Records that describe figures
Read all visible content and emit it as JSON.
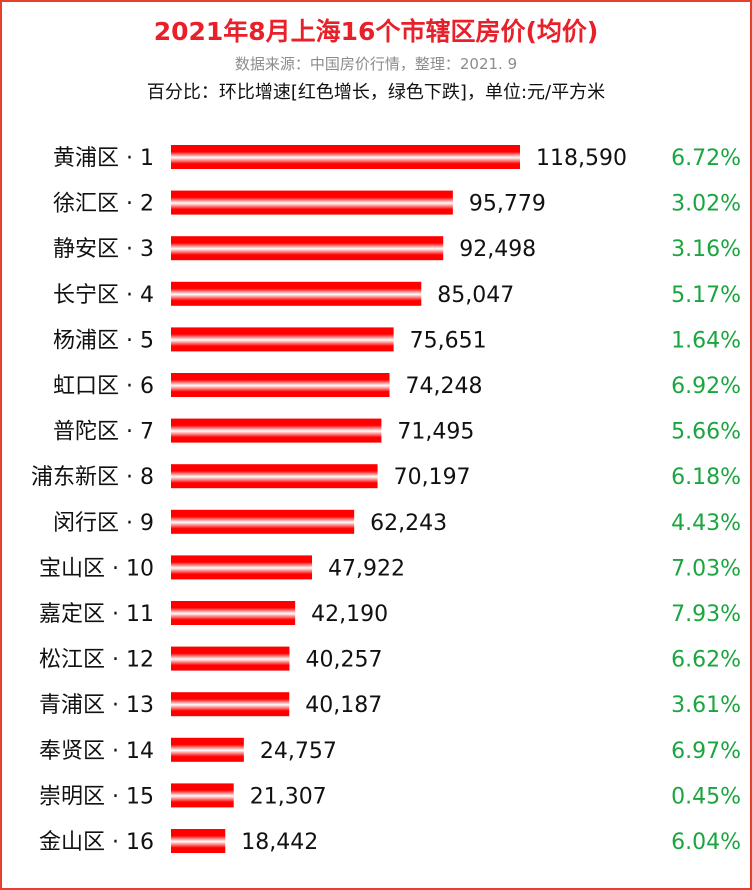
{
  "header": {
    "title": "2021年8月上海16个市辖区房价(均价)",
    "source": "数据来源：中国房价行情，整理：2021. 9",
    "note": "百分比：环比增速[红色增长，绿色下跌]，单位:元/平方米"
  },
  "colors": {
    "bar": "#ff0000",
    "bar_highlight": "#ffffff",
    "title": "#e8202a",
    "percent": "#1aa53f",
    "frame": "#e8402f"
  },
  "chart_data": {
    "type": "bar",
    "orientation": "horizontal",
    "categories": [
      "黄浦区 · 1",
      "徐汇区 · 2",
      "静安区 · 3",
      "长宁区 · 4",
      "杨浦区 · 5",
      "虹口区 · 6",
      "普陀区 · 7",
      "浦东新区 · 8",
      "闵行区 · 9",
      "宝山区 · 10",
      "嘉定区 · 11",
      "松江区 · 12",
      "青浦区 · 13",
      "奉贤区 · 14",
      "崇明区 · 15",
      "金山区 · 16"
    ],
    "values": [
      118590,
      95779,
      92498,
      85047,
      75651,
      74248,
      71495,
      70197,
      62243,
      47922,
      42190,
      40257,
      40187,
      24757,
      21307,
      18442
    ],
    "value_labels": [
      "118,590",
      "95,779",
      "92,498",
      "85,047",
      "75,651",
      "74,248",
      "71,495",
      "70,197",
      "62,243",
      "47,922",
      "42,190",
      "40,257",
      "40,187",
      "24,757",
      "21,307",
      "18,442"
    ],
    "mom_growth": [
      "6.72%",
      "3.02%",
      "3.16%",
      "5.17%",
      "1.64%",
      "6.92%",
      "5.66%",
      "6.18%",
      "4.43%",
      "7.03%",
      "7.93%",
      "6.62%",
      "3.61%",
      "6.97%",
      "0.45%",
      "6.04%"
    ],
    "xlim": [
      0,
      118590
    ],
    "grid": false,
    "legend": "none"
  }
}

→ Challenge
Repeat the listing verbatim. Skip the pictures.

→ Task output
Read all visible content and emit it as JSON.
{
  "header": {
    "title": "2021年8月上海16个市辖区房价(均价)",
    "source": "数据来源：中国房价行情，整理：2021. 9",
    "note": "百分比：环比增速[红色增长，绿色下跌]，单位:元/平方米"
  },
  "colors": {
    "bar": "#ff0000",
    "bar_highlight": "#ffffff",
    "title": "#e8202a",
    "percent": "#1aa53f",
    "frame": "#e8402f"
  },
  "chart_data": {
    "type": "bar",
    "orientation": "horizontal",
    "categories": [
      "黄浦区 · 1",
      "徐汇区 · 2",
      "静安区 · 3",
      "长宁区 · 4",
      "杨浦区 · 5",
      "虹口区 · 6",
      "普陀区 · 7",
      "浦东新区 · 8",
      "闵行区 · 9",
      "宝山区 · 10",
      "嘉定区 · 11",
      "松江区 · 12",
      "青浦区 · 13",
      "奉贤区 · 14",
      "崇明区 · 15",
      "金山区 · 16"
    ],
    "values": [
      118590,
      95779,
      92498,
      85047,
      75651,
      74248,
      71495,
      70197,
      62243,
      47922,
      42190,
      40257,
      40187,
      24757,
      21307,
      18442
    ],
    "value_labels": [
      "118,590",
      "95,779",
      "92,498",
      "85,047",
      "75,651",
      "74,248",
      "71,495",
      "70,197",
      "62,243",
      "47,922",
      "42,190",
      "40,257",
      "40,187",
      "24,757",
      "21,307",
      "18,442"
    ],
    "mom_growth": [
      "6.72%",
      "3.02%",
      "3.16%",
      "5.17%",
      "1.64%",
      "6.92%",
      "5.66%",
      "6.18%",
      "4.43%",
      "7.03%",
      "7.93%",
      "6.62%",
      "3.61%",
      "6.97%",
      "0.45%",
      "6.04%"
    ],
    "xlim": [
      0,
      118590
    ],
    "grid": false,
    "legend": "none"
  }
}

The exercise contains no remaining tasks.